<<<<

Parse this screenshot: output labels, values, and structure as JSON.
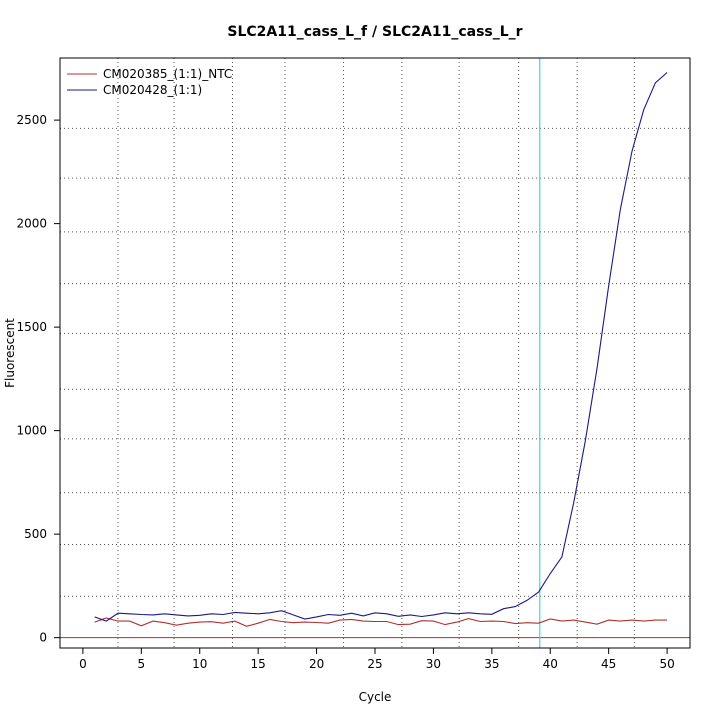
{
  "chart_data": {
    "type": "line",
    "title": "SLC2A11_cass_L_f / SLC2A11_cass_L_r",
    "xlabel": "Cycle",
    "ylabel": "Fluorescent",
    "xlim": [
      -1.96,
      51.96
    ],
    "ylim": [
      -50,
      2800
    ],
    "xticks": [
      "0",
      "5",
      "10",
      "15",
      "20",
      "25",
      "30",
      "35",
      "40",
      "45",
      "50"
    ],
    "yticks": [
      "0",
      "500",
      "1000",
      "1500",
      "2000",
      "2500"
    ],
    "vgrid": [
      3,
      7.8,
      12.8,
      17.3,
      22.3,
      27.3,
      32.2,
      37.3,
      42.3,
      47.2
    ],
    "hgrid": [
      200,
      450,
      700,
      960,
      1200,
      1470,
      1710,
      1960,
      2220,
      2460
    ],
    "grid": true,
    "legend_position": "top-left",
    "threshold_cycle": 39.1,
    "threshold_color": "#33dddd",
    "baseline_y": 0,
    "baseline_color": "#b03030",
    "series": [
      {
        "name": "CM020385_(1:1)_NTC",
        "color": "#b03030",
        "x": [
          1,
          2,
          3,
          4,
          5,
          6,
          7,
          8,
          9,
          10,
          11,
          12,
          13,
          14,
          15,
          16,
          17,
          18,
          19,
          20,
          21,
          22,
          23,
          24,
          25,
          26,
          27,
          28,
          29,
          30,
          31,
          32,
          33,
          34,
          35,
          36,
          37,
          38,
          39,
          40,
          41,
          42,
          43,
          44,
          45,
          46,
          47,
          48,
          49,
          50
        ],
        "y": [
          75,
          95,
          80,
          80,
          57,
          80,
          72,
          60,
          70,
          75,
          77,
          70,
          80,
          55,
          70,
          88,
          78,
          72,
          75,
          73,
          70,
          85,
          88,
          80,
          78,
          78,
          63,
          65,
          82,
          80,
          63,
          75,
          92,
          78,
          80,
          78,
          68,
          72,
          70,
          90,
          80,
          85,
          75,
          65,
          85,
          80,
          85,
          80,
          85,
          85
        ]
      },
      {
        "name": "CM020428_(1:1)",
        "color": "#1a1a80",
        "x": [
          1,
          2,
          3,
          4,
          5,
          6,
          7,
          8,
          9,
          10,
          11,
          12,
          13,
          14,
          15,
          16,
          17,
          18,
          19,
          20,
          21,
          22,
          23,
          24,
          25,
          26,
          27,
          28,
          29,
          30,
          31,
          32,
          33,
          34,
          35,
          36,
          37,
          38,
          39,
          40,
          41,
          42,
          43,
          44,
          45,
          46,
          47,
          48,
          49,
          50
        ],
        "y": [
          100,
          80,
          118,
          115,
          112,
          110,
          115,
          110,
          105,
          108,
          115,
          112,
          122,
          118,
          115,
          120,
          130,
          110,
          90,
          100,
          112,
          108,
          118,
          105,
          120,
          115,
          103,
          110,
          102,
          110,
          120,
          115,
          120,
          115,
          113,
          140,
          150,
          180,
          220,
          310,
          390,
          650,
          950,
          1300,
          1700,
          2070,
          2350,
          2550,
          2680,
          2730
        ]
      }
    ]
  }
}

>>>>

## PROBLEM TO WORK ON
List every line above containing the word "name".

## RESPONSE TO THE EXERCISE
        "name": "CM020385_(1:1)_NTC",
        "name": "CM020428_(1:1)",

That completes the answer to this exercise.